WHAT YOU ARE ASKED TO DO |
Select all lines in the records that include "screenshot".

ENTRIES SHOWN |
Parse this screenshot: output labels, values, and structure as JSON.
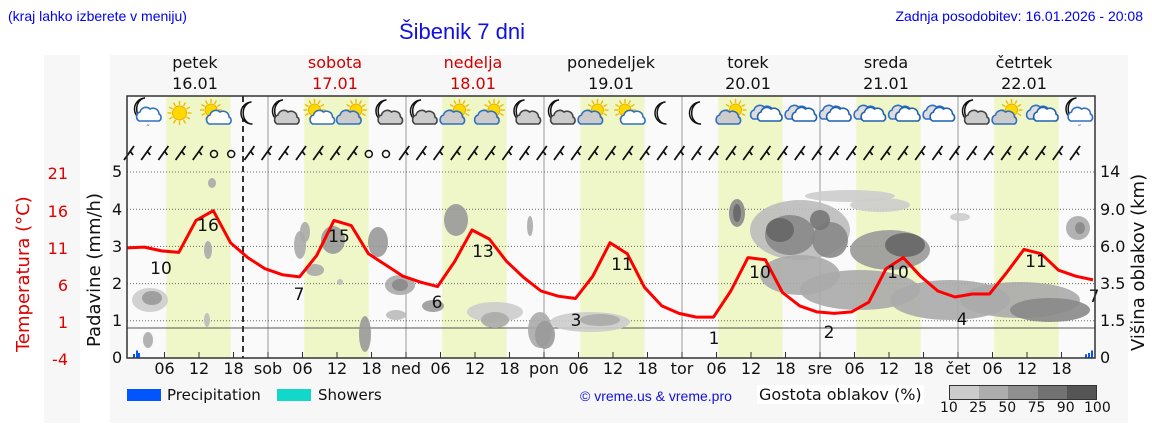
{
  "header": {
    "hint_link": "(kraj lahko izberete v meniju)",
    "title": "Šibenik 7 dni",
    "updated": "Zadnja posodobitev: 16.01.2026 - 20:08"
  },
  "days": [
    {
      "name": "petek",
      "date": "16.01",
      "weekend": false
    },
    {
      "name": "sobota",
      "date": "17.01",
      "weekend": true
    },
    {
      "name": "nedelja",
      "date": "18.01",
      "weekend": true
    },
    {
      "name": "ponedeljek",
      "date": "19.01",
      "weekend": false
    },
    {
      "name": "torek",
      "date": "20.01",
      "weekend": false
    },
    {
      "name": "sreda",
      "date": "21.01",
      "weekend": false
    },
    {
      "name": "četrtek",
      "date": "22.01",
      "weekend": false
    }
  ],
  "axes": {
    "left_temp_label": "Temperatura (°C)",
    "left_temp_ticks": [
      "21",
      "16",
      "11",
      "6",
      "1",
      "-4"
    ],
    "left_precip_label": "Padavine (mm/h)",
    "left_precip_ticks": [
      "5",
      "4",
      "3",
      "2",
      "1",
      "0"
    ],
    "right_label": "Višina oblakov (km)",
    "right_ticks": [
      "14",
      "9.0",
      "6.0",
      "3.5",
      "1.5",
      "0"
    ],
    "x_ticks": [
      "06",
      "12",
      "18",
      "sob",
      "06",
      "12",
      "18",
      "ned",
      "06",
      "12",
      "18",
      "pon",
      "06",
      "12",
      "18",
      "tor",
      "06",
      "12",
      "18",
      "sre",
      "06",
      "12",
      "18",
      "čet",
      "06",
      "12",
      "18"
    ]
  },
  "legend": {
    "precipitation": "Precipitation",
    "showers": "Showers",
    "precip_color": "#0055ff",
    "showers_color": "#11d8c8",
    "copyright": "© vreme.us & vreme.pro",
    "cloud_title": "Gostota oblakov (%)",
    "cloud_scale": [
      "10",
      "25",
      "50",
      "75",
      "90",
      "100"
    ],
    "cloud_colors": [
      "#cccccc",
      "#adadad",
      "#8f8f8f",
      "#727272",
      "#555555"
    ]
  },
  "icons": [
    "moon-cloud-rain",
    "sun",
    "sun-cloud",
    "moon",
    "moon-cloud",
    "sun-cloud",
    "sun-cloud-grey",
    "moon-cloud",
    "moon-cloud",
    "sun-cloud-grey",
    "sun-cloud-grey",
    "moon-cloud",
    "moon-cloud",
    "sun-cloud-grey",
    "sun-cloud",
    "moon",
    "moon",
    "sun-cloud-grey",
    "cloud",
    "cloud",
    "cloud",
    "cloud",
    "cloud",
    "cloud",
    "moon-cloud",
    "sun-cloud-grey",
    "cloud",
    "moon-cloud-rain"
  ],
  "chart_data": {
    "type": "line",
    "title": "Šibenik 7 dni",
    "xlabel": "",
    "ylabel": "Temperatura (°C) / Padavine (mm/h)",
    "y2label": "Višina oblakov (km)",
    "ylim_temp": [
      -4,
      21
    ],
    "ylim_precip": [
      0,
      5
    ],
    "grid": true,
    "series": [
      {
        "name": "Temperatura",
        "color": "#ff0000",
        "hours": [
          0,
          3,
          6,
          9,
          12,
          15,
          18,
          21,
          24,
          27,
          30,
          33,
          36,
          39,
          42,
          45,
          48,
          51,
          54,
          57,
          60,
          63,
          66,
          69,
          72,
          75,
          78,
          81,
          84,
          87,
          90,
          93,
          96,
          99,
          102,
          105,
          108,
          111,
          114,
          117,
          120,
          123,
          126,
          129,
          132,
          135,
          138,
          141,
          144,
          147,
          150,
          153,
          156,
          159,
          162,
          165,
          168
        ],
        "values": [
          10.8,
          10.9,
          10.4,
          10.2,
          14.5,
          15.8,
          11.5,
          9.5,
          8.0,
          7.2,
          6.9,
          9.8,
          14.5,
          13.8,
          10.0,
          8.5,
          7.0,
          6.2,
          5.6,
          9.0,
          13.2,
          12.0,
          9.0,
          6.8,
          5.0,
          4.3,
          4.0,
          7.0,
          11.5,
          10.0,
          5.5,
          3.0,
          2.0,
          1.5,
          1.5,
          5.0,
          9.5,
          9.2,
          4.8,
          3.0,
          2.2,
          2.0,
          2.2,
          3.5,
          8.0,
          9.5,
          7.0,
          5.0,
          4.2,
          4.6,
          4.6,
          7.5,
          10.6,
          10.0,
          7.8,
          7.0,
          6.5
        ]
      }
    ],
    "annotations": [
      {
        "label": "10",
        "day": "16.01",
        "type": "min"
      },
      {
        "label": "16",
        "day": "16.01",
        "type": "max"
      },
      {
        "label": "7",
        "day": "17.01",
        "type": "min"
      },
      {
        "label": "15",
        "day": "17.01",
        "type": "max"
      },
      {
        "label": "6",
        "day": "18.01",
        "type": "min"
      },
      {
        "label": "13",
        "day": "18.01",
        "type": "max"
      },
      {
        "label": "3",
        "day": "19.01",
        "type": "min"
      },
      {
        "label": "11",
        "day": "19.01",
        "type": "max"
      },
      {
        "label": "1",
        "day": "20.01",
        "type": "min"
      },
      {
        "label": "10",
        "day": "20.01",
        "type": "max"
      },
      {
        "label": "2",
        "day": "21.01",
        "type": "min"
      },
      {
        "label": "10",
        "day": "21.01",
        "type": "max"
      },
      {
        "label": "4",
        "day": "22.01",
        "type": "min"
      },
      {
        "label": "11",
        "day": "22.01",
        "type": "max"
      },
      {
        "label": "7",
        "day": "23.01",
        "type": "min"
      }
    ],
    "precipitation_mm_h": {
      "16.01_early": 0.15,
      "22.01_late": 0.1
    },
    "now_marker": "16.01 20:00"
  }
}
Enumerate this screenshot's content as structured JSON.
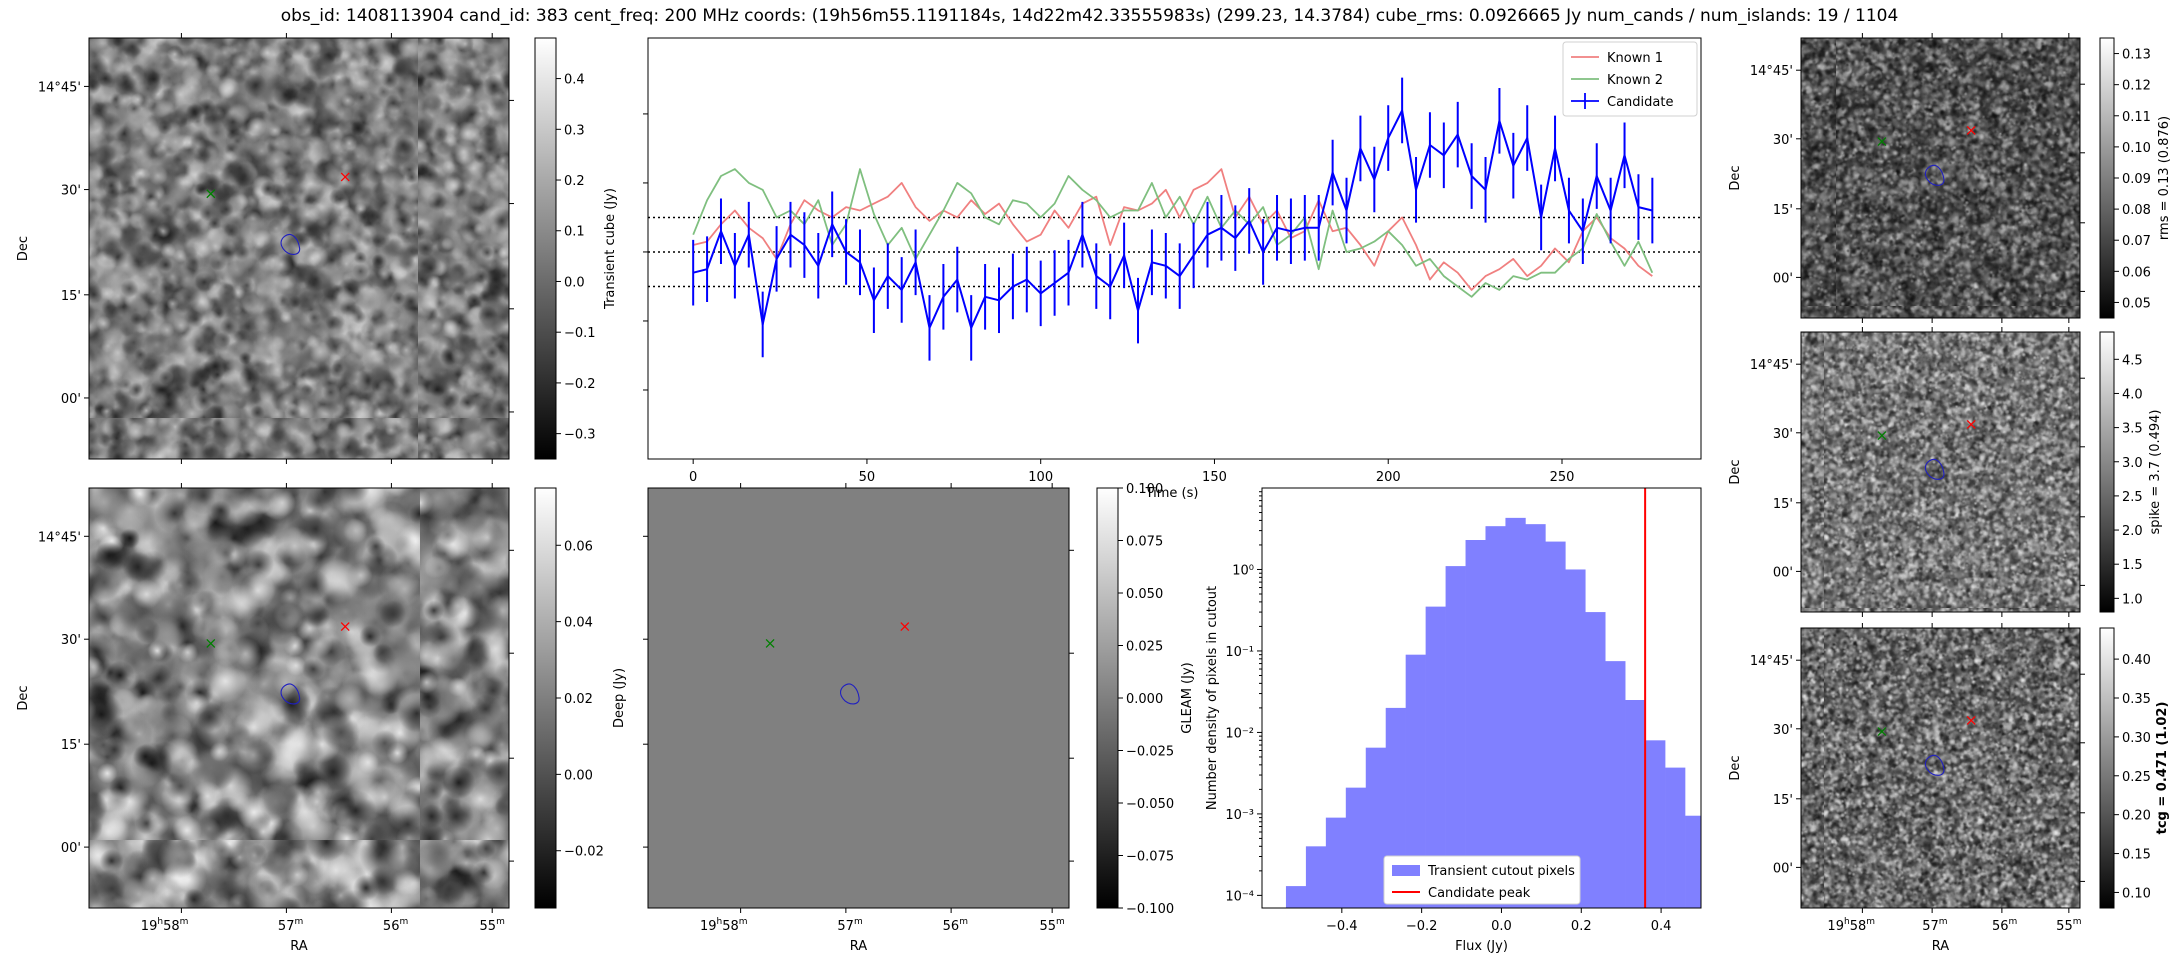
{
  "header": {
    "title": "obs_id: 1408113904 cand_id: 383 cent_freq: 200 MHz coords: (19h56m55.1191184s, 14d22m42.33555983s) (299.23, 14.3784) cube_rms: 0.0926665 Jy num_cands / num_islands: 19 / 1104"
  },
  "colors": {
    "known1": "#f08080",
    "known2": "#7fbf7f",
    "candidate": "#0000ff",
    "hist": "#8080ff",
    "peak": "#ff0000",
    "red_marker": "#ff0000",
    "green_marker": "#008000",
    "contour": "#2020c0"
  },
  "panels": {
    "transient": {
      "ylabels": [
        "14°45'",
        "30'",
        "15'",
        "00'"
      ],
      "dec_label": "Dec",
      "cbar_label": "Transient cube (Jy)",
      "cbar_ticks": [
        "0.4",
        "0.3",
        "0.2",
        "0.1",
        "0.0",
        "−0.1",
        "−0.2",
        "−0.3"
      ],
      "cbar_range": [
        -0.35,
        0.48
      ]
    },
    "deep": {
      "ylabels": [
        "14°45'",
        "30'",
        "15'",
        "00'"
      ],
      "dec_label": "Dec",
      "ra_label": "RA",
      "xlabels": [
        "19h58m",
        "57m",
        "56m",
        "55m"
      ],
      "cbar_label": "Deep (Jy)",
      "cbar_ticks": [
        "0.06",
        "0.04",
        "0.02",
        "0.00",
        "−0.02"
      ],
      "cbar_range": [
        -0.035,
        0.075
      ]
    },
    "gleam": {
      "ra_label": "RA",
      "xlabels": [
        "19h58m",
        "57m",
        "56m",
        "55m"
      ],
      "cbar_label": "GLEAM (Jy)",
      "cbar_ticks": [
        "0.100",
        "0.075",
        "0.050",
        "0.025",
        "0.000",
        "−0.025",
        "−0.050",
        "−0.075",
        "−0.100"
      ],
      "cbar_range": [
        -0.1,
        0.1
      ]
    },
    "rms": {
      "ylabels": [
        "14°45'",
        "30'",
        "15'",
        "00'"
      ],
      "dec_label": "Dec",
      "cbar_label": "rms = 0.13 (0.876)",
      "cbar_ticks": [
        "0.13",
        "0.12",
        "0.11",
        "0.10",
        "0.09",
        "0.08",
        "0.07",
        "0.06",
        "0.05"
      ],
      "cbar_range": [
        0.045,
        0.135
      ]
    },
    "spike": {
      "ylabels": [
        "14°45'",
        "30'",
        "15'",
        "00'"
      ],
      "dec_label": "Dec",
      "cbar_label": "spike = 3.7 (0.494)",
      "cbar_ticks": [
        "4.5",
        "4.0",
        "3.5",
        "3.0",
        "2.5",
        "2.0",
        "1.5",
        "1.0"
      ],
      "cbar_range": [
        0.8,
        4.9
      ]
    },
    "tcg": {
      "ylabels": [
        "14°45'",
        "30'",
        "15'",
        "00'"
      ],
      "dec_label": "Dec",
      "ra_label": "RA",
      "xlabels": [
        "19h58m",
        "57m",
        "56m",
        "55m"
      ],
      "cbar_label": "tcg = 0.471 (1.02)",
      "cbar_ticks": [
        "0.40",
        "0.35",
        "0.30",
        "0.25",
        "0.20",
        "0.15",
        "0.10"
      ],
      "cbar_range": [
        0.08,
        0.44
      ]
    }
  },
  "chart_data": [
    {
      "type": "line",
      "title": "",
      "xlabel": "Time (s)",
      "ylabel": "",
      "xlim": [
        -13,
        290
      ],
      "ylim": [
        -0.6,
        0.62
      ],
      "xticks": [
        0,
        50,
        100,
        150,
        200,
        250
      ],
      "hlines": [
        0.1,
        0.0,
        -0.1
      ],
      "legend": [
        "Known 1",
        "Known 2",
        "Candidate"
      ],
      "legend_position": "top-right",
      "series": [
        {
          "name": "Known 1",
          "x": [
            0,
            4,
            8,
            12,
            16,
            20,
            24,
            28,
            32,
            36,
            40,
            44,
            48,
            52,
            56,
            60,
            64,
            68,
            72,
            76,
            80,
            84,
            88,
            92,
            96,
            100,
            104,
            108,
            112,
            116,
            120,
            124,
            128,
            132,
            136,
            140,
            144,
            148,
            152,
            156,
            160,
            164,
            168,
            172,
            176,
            180,
            184,
            188,
            192,
            196,
            200,
            204,
            208,
            212,
            216,
            220,
            224,
            228,
            232,
            236,
            240,
            244,
            248,
            252,
            256,
            260,
            264,
            268,
            272,
            276
          ],
          "y": [
            0.02,
            0.03,
            0.08,
            0.12,
            0.07,
            0.04,
            -0.02,
            0.08,
            0.15,
            0.12,
            0.1,
            0.13,
            0.12,
            0.14,
            0.16,
            0.2,
            0.13,
            0.09,
            0.12,
            0.1,
            0.15,
            0.11,
            0.14,
            0.08,
            0.03,
            0.05,
            0.12,
            0.07,
            0.14,
            0.16,
            0.02,
            0.13,
            0.12,
            0.14,
            0.18,
            0.1,
            0.18,
            0.2,
            0.24,
            0.1,
            0.16,
            0.08,
            0.12,
            0.04,
            0.06,
            0.15,
            0.06,
            0.07,
            0.02,
            -0.04,
            0.06,
            0.1,
            0.02,
            -0.08,
            -0.03,
            -0.06,
            -0.11,
            -0.07,
            -0.05,
            -0.02,
            -0.07,
            -0.04,
            0.01,
            -0.03,
            0.06,
            0.1,
            0.04,
            0.01,
            -0.04,
            -0.07
          ]
        },
        {
          "name": "Known 2",
          "x": [
            0,
            4,
            8,
            12,
            16,
            20,
            24,
            28,
            32,
            36,
            40,
            44,
            48,
            52,
            56,
            60,
            64,
            68,
            72,
            76,
            80,
            84,
            88,
            92,
            96,
            100,
            104,
            108,
            112,
            116,
            120,
            124,
            128,
            132,
            136,
            140,
            144,
            148,
            152,
            156,
            160,
            164,
            168,
            172,
            176,
            180,
            184,
            188,
            192,
            196,
            200,
            204,
            208,
            212,
            216,
            220,
            224,
            228,
            232,
            236,
            240,
            244,
            248,
            252,
            256,
            260,
            264,
            268,
            272,
            276
          ],
          "y": [
            0.05,
            0.15,
            0.22,
            0.24,
            0.2,
            0.18,
            0.1,
            0.12,
            0.08,
            0.15,
            0.02,
            0.08,
            0.24,
            0.11,
            0.02,
            0.07,
            -0.02,
            0.05,
            0.12,
            0.2,
            0.17,
            0.1,
            0.08,
            0.15,
            0.14,
            0.1,
            0.14,
            0.22,
            0.18,
            0.15,
            0.1,
            0.12,
            0.12,
            0.2,
            0.1,
            0.16,
            0.08,
            0.16,
            0.07,
            0.12,
            0.08,
            0.13,
            0.02,
            0.05,
            0.1,
            -0.05,
            0.12,
            0.0,
            0.01,
            0.03,
            0.06,
            0.02,
            -0.04,
            -0.02,
            -0.07,
            -0.1,
            -0.13,
            -0.09,
            -0.11,
            -0.07,
            -0.08,
            -0.06,
            -0.06,
            -0.02,
            0.01,
            0.11,
            0.03,
            -0.04,
            0.03,
            -0.06
          ]
        },
        {
          "name": "Candidate",
          "x": [
            0,
            4,
            8,
            12,
            16,
            20,
            24,
            28,
            32,
            36,
            40,
            44,
            48,
            52,
            56,
            60,
            64,
            68,
            72,
            76,
            80,
            84,
            88,
            92,
            96,
            100,
            104,
            108,
            112,
            116,
            120,
            124,
            128,
            132,
            136,
            140,
            144,
            148,
            152,
            156,
            160,
            164,
            168,
            172,
            176,
            180,
            184,
            188,
            192,
            196,
            200,
            204,
            208,
            212,
            216,
            220,
            224,
            228,
            232,
            236,
            240,
            244,
            248,
            252,
            256,
            260,
            264,
            268,
            272,
            276
          ],
          "y": [
            -0.06,
            -0.05,
            0.06,
            -0.04,
            0.05,
            -0.21,
            -0.02,
            0.05,
            0.02,
            -0.04,
            0.08,
            0.0,
            -0.03,
            -0.14,
            -0.07,
            -0.11,
            -0.03,
            -0.22,
            -0.13,
            -0.08,
            -0.22,
            -0.13,
            -0.14,
            -0.1,
            -0.08,
            -0.12,
            -0.09,
            -0.06,
            0.05,
            -0.07,
            -0.1,
            -0.01,
            -0.17,
            -0.03,
            -0.04,
            -0.07,
            -0.01,
            0.05,
            0.07,
            0.04,
            0.09,
            0.0,
            0.07,
            0.06,
            0.07,
            0.07,
            0.23,
            0.12,
            0.3,
            0.21,
            0.33,
            0.41,
            0.18,
            0.31,
            0.28,
            0.34,
            0.22,
            0.18,
            0.38,
            0.25,
            0.33,
            0.1,
            0.3,
            0.12,
            0.06,
            0.22,
            0.12,
            0.28,
            0.13,
            0.12
          ],
          "err": 0.095
        }
      ]
    },
    {
      "type": "bar",
      "title": "",
      "xlabel": "Flux (Jy)",
      "ylabel": "Number density of pixels in cutout",
      "yscale": "log",
      "xlim": [
        -0.6,
        0.5
      ],
      "ylim": [
        7e-05,
        10
      ],
      "xticks": [
        -0.4,
        -0.2,
        0.0,
        0.2,
        0.4
      ],
      "xtick_labels": [
        "−0.4",
        "−0.2",
        "0.0",
        "0.2",
        "0.4"
      ],
      "yticks": [
        0.0001,
        0.001,
        0.01,
        0.1,
        1
      ],
      "ytick_labels": [
        "10⁻⁴",
        "10⁻³",
        "10⁻²",
        "10⁻¹",
        "10⁰"
      ],
      "bin_edges": [
        -0.54,
        -0.49,
        -0.44,
        -0.39,
        -0.34,
        -0.29,
        -0.24,
        -0.19,
        -0.14,
        -0.09,
        -0.04,
        0.01,
        0.06,
        0.11,
        0.16,
        0.21,
        0.26,
        0.31,
        0.36,
        0.41,
        0.46
      ],
      "values": [
        0.00013,
        0.0004,
        0.0009,
        0.0021,
        0.0065,
        0.02,
        0.09,
        0.35,
        1.1,
        2.3,
        3.4,
        4.3,
        3.6,
        2.2,
        1.0,
        0.3,
        0.075,
        0.025,
        0.008,
        0.0037,
        0.00095
      ],
      "peak": 0.36,
      "legend": [
        "Transient cutout pixels",
        "Candidate peak"
      ],
      "legend_position": "lower-center"
    }
  ]
}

COMPLETED TASK |
Parse this screenshot: output labels, values, and structure as JSON.
Enumerate this screenshot's content as structured JSON.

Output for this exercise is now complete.